*Stated problem*: Find every line in the records that holds the string "separate". Copy each one.

Recorded data:
___

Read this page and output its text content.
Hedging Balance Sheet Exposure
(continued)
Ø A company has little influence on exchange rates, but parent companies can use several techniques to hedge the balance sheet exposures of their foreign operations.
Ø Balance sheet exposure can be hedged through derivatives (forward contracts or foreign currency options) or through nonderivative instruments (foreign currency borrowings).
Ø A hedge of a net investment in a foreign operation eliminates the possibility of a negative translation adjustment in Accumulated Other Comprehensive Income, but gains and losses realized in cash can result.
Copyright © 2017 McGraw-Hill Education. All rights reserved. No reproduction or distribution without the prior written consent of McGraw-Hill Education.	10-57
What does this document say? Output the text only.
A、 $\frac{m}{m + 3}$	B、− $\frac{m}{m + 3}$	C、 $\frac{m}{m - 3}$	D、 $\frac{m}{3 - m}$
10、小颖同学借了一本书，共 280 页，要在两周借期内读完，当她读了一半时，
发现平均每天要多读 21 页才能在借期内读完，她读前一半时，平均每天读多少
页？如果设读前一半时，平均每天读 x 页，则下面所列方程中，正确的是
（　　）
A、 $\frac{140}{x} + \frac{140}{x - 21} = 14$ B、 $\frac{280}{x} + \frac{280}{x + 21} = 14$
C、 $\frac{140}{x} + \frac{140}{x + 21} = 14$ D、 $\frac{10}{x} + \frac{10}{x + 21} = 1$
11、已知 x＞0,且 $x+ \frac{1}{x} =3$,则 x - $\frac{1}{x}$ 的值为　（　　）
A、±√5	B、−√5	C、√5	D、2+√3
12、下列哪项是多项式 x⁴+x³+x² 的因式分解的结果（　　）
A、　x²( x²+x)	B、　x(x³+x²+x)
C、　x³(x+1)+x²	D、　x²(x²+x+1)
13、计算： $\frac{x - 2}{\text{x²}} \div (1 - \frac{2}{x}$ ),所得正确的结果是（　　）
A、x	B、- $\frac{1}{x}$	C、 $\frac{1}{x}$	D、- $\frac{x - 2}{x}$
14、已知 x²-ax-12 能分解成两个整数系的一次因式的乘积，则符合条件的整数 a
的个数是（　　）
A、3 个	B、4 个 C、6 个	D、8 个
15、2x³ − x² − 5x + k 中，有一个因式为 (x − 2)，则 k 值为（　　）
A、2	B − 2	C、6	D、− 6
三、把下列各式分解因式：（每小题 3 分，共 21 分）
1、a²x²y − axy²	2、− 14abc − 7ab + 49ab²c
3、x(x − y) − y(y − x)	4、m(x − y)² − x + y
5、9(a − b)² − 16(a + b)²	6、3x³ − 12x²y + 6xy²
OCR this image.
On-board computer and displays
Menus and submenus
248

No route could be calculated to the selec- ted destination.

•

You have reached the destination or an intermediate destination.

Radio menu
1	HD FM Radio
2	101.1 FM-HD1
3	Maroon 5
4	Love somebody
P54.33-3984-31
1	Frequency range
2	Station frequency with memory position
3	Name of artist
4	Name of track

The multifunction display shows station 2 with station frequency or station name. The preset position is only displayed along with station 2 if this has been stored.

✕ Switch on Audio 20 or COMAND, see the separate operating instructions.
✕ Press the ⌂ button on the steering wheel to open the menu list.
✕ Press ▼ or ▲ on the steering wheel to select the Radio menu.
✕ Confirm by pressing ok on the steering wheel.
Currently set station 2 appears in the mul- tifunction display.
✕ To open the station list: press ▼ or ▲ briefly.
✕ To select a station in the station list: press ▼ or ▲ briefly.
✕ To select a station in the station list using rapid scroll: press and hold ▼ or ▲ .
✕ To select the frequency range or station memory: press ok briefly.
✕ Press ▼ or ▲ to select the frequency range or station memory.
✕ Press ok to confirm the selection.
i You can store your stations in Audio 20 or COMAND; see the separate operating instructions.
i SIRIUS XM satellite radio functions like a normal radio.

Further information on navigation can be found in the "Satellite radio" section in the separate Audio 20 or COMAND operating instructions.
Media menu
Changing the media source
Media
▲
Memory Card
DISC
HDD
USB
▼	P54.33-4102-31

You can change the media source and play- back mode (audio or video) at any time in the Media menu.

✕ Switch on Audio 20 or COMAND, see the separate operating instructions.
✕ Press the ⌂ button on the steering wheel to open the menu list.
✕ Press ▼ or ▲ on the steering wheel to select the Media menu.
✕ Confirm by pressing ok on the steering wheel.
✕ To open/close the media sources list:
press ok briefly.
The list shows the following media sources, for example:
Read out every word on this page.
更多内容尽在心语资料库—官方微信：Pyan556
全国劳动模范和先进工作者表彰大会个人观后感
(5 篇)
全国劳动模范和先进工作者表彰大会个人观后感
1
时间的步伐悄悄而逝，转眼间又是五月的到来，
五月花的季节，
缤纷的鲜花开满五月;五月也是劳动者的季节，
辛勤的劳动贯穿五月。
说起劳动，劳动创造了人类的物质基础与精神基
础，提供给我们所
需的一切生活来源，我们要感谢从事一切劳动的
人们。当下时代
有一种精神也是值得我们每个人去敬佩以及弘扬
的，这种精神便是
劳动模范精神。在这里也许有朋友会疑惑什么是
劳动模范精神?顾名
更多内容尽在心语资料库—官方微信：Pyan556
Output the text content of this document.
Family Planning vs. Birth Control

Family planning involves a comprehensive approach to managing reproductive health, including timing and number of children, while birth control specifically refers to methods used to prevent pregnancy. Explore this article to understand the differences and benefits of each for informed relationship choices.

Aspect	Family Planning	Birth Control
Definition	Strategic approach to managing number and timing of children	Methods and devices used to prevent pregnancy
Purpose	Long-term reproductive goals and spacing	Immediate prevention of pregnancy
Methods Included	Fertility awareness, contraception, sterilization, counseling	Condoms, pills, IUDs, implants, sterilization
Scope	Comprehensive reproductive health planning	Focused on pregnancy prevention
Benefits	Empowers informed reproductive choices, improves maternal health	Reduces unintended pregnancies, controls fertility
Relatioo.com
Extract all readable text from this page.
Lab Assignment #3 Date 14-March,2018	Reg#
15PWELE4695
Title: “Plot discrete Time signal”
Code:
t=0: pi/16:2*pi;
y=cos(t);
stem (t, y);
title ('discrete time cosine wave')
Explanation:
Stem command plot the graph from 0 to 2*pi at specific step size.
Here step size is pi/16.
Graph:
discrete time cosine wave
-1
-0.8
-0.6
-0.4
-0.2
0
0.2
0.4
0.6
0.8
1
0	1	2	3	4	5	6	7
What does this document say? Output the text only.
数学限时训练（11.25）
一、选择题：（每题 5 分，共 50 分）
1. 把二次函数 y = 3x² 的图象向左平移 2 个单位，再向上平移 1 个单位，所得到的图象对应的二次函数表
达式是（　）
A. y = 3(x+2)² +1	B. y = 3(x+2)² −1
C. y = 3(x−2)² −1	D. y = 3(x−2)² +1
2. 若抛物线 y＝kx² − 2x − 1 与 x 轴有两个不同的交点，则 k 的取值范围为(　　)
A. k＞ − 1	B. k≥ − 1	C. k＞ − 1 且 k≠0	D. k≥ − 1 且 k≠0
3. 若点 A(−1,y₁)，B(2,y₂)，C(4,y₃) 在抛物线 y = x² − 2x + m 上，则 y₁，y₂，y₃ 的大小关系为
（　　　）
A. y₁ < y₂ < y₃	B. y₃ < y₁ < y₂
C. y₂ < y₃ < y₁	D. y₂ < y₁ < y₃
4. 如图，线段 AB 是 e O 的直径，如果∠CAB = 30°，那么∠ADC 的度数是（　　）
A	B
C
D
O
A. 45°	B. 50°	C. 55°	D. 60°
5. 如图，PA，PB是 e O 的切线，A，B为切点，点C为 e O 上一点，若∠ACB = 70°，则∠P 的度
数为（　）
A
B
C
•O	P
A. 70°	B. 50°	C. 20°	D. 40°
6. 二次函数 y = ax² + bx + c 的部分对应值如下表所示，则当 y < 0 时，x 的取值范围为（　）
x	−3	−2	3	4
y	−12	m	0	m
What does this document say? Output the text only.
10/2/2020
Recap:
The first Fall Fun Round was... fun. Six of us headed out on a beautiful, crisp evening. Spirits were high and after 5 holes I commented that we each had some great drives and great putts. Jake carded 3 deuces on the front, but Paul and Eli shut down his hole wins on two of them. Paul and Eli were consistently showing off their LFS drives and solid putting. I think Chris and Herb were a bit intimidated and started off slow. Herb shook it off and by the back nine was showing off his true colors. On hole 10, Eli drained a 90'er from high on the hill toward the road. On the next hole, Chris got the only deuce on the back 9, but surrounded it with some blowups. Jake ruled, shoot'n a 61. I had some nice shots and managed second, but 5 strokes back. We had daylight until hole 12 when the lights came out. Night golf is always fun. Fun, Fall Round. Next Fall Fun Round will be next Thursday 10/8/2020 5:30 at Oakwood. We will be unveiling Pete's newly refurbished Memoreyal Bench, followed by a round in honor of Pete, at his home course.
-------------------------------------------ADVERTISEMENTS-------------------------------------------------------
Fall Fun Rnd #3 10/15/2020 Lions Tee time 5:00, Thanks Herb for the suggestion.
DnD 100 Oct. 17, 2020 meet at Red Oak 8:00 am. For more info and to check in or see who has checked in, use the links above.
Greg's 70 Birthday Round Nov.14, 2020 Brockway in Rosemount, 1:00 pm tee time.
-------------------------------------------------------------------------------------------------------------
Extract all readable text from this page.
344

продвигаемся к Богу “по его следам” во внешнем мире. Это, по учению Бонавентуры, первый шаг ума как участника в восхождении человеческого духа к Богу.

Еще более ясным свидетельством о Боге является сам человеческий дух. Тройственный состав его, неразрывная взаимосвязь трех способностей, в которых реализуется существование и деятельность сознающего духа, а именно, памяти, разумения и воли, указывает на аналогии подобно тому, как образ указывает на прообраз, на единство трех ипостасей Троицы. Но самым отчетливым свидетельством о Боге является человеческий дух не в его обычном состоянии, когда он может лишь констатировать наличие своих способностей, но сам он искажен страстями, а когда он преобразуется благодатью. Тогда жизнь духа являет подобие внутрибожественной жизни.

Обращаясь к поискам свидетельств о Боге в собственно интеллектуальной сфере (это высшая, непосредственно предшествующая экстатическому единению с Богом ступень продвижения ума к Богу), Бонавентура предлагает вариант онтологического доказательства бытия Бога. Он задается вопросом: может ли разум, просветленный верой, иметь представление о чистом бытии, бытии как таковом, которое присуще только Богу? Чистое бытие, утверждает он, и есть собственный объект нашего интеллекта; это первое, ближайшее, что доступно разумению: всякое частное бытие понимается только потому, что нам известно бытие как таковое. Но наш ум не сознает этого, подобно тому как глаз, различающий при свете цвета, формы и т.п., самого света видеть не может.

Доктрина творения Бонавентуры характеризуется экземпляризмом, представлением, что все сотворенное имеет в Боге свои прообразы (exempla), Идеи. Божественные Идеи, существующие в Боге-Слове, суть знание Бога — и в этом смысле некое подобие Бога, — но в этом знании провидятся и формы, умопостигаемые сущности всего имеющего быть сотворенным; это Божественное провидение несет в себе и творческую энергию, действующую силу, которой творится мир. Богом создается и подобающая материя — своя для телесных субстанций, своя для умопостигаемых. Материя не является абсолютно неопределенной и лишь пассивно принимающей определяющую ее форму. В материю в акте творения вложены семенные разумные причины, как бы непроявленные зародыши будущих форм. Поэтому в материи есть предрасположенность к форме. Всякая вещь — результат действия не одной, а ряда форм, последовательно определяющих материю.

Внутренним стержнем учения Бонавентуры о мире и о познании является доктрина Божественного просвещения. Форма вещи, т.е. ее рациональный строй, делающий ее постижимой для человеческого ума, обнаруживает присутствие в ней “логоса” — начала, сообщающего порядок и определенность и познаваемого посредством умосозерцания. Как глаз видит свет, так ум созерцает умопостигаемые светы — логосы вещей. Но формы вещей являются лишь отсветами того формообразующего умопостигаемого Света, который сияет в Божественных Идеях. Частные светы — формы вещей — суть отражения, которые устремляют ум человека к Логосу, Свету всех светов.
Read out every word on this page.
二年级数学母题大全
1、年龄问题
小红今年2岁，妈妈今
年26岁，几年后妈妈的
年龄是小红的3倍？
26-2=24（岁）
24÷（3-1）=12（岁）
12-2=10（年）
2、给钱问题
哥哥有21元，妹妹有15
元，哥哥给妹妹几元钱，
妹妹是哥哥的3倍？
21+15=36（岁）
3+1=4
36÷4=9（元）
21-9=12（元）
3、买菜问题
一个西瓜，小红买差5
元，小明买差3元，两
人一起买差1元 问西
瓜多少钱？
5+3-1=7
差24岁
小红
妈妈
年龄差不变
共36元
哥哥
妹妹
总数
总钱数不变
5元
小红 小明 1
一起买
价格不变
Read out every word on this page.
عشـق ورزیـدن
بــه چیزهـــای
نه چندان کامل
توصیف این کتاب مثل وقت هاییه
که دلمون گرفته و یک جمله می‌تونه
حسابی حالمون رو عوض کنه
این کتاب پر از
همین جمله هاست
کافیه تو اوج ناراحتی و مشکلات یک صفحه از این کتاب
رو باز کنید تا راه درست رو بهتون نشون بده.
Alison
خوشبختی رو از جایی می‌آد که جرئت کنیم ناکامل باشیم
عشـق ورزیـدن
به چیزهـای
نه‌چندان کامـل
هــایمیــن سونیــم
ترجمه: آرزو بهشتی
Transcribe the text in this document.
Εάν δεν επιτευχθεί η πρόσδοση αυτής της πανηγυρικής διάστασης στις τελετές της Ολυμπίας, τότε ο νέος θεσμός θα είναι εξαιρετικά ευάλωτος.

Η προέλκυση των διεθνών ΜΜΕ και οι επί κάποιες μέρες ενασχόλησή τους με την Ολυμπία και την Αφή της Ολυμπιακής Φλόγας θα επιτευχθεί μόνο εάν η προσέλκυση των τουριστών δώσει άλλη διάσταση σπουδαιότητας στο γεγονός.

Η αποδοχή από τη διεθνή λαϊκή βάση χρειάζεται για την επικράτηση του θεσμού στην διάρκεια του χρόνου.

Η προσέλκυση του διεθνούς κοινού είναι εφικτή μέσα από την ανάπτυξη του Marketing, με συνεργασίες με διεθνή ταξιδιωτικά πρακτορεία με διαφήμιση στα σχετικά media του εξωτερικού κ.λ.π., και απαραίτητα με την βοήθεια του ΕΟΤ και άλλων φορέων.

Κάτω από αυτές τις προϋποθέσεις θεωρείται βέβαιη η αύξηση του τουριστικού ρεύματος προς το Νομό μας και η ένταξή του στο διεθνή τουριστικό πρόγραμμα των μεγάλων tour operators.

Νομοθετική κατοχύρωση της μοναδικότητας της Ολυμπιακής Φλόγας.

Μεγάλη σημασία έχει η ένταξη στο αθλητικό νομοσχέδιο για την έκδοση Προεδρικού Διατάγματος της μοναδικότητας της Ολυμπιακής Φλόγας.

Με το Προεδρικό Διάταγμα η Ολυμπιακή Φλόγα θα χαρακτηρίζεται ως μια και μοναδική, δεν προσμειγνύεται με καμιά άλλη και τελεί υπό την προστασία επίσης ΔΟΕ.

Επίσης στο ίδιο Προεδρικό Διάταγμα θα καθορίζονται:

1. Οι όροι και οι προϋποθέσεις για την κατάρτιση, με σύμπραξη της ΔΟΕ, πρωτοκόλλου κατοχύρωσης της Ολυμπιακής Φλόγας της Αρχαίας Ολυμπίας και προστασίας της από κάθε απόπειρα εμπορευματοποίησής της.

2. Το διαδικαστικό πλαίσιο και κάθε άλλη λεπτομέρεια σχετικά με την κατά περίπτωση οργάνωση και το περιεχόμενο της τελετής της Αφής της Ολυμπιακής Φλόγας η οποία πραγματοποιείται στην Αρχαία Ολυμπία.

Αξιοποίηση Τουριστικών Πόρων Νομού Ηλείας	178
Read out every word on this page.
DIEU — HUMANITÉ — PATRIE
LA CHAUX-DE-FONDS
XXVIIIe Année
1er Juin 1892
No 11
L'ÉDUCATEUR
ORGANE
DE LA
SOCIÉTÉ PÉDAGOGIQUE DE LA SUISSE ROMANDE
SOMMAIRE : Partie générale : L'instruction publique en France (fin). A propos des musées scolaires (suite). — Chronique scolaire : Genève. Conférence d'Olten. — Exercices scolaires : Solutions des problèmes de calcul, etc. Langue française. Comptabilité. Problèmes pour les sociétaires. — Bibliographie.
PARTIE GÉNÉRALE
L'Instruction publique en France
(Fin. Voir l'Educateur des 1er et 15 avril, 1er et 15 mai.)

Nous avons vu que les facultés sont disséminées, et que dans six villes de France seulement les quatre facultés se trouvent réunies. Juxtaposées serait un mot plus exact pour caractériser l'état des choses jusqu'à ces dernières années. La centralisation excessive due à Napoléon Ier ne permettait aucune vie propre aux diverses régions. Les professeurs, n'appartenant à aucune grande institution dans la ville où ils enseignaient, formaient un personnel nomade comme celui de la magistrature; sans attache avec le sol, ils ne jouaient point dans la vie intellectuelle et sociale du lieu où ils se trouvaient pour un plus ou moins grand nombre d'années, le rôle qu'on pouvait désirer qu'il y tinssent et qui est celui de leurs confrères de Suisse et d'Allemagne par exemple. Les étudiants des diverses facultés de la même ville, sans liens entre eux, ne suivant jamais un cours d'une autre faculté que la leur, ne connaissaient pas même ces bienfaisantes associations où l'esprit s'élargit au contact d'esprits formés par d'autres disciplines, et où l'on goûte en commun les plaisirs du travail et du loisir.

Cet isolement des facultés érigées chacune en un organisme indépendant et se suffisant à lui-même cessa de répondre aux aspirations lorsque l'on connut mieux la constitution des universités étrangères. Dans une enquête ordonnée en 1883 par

___

*Correct result*:
✕ Switch on Audio 20 or COMAND, see the separate operating instructions.
i You can store your stations in Audio 20 or COMAND; see the separate operating instructions.
Further information on navigation can be found in the "Satellite radio" section in the separate Audio 20 or COMAND operating instructions.
✕ Switch on Audio 20 or COMAND, see the separate operating instructions.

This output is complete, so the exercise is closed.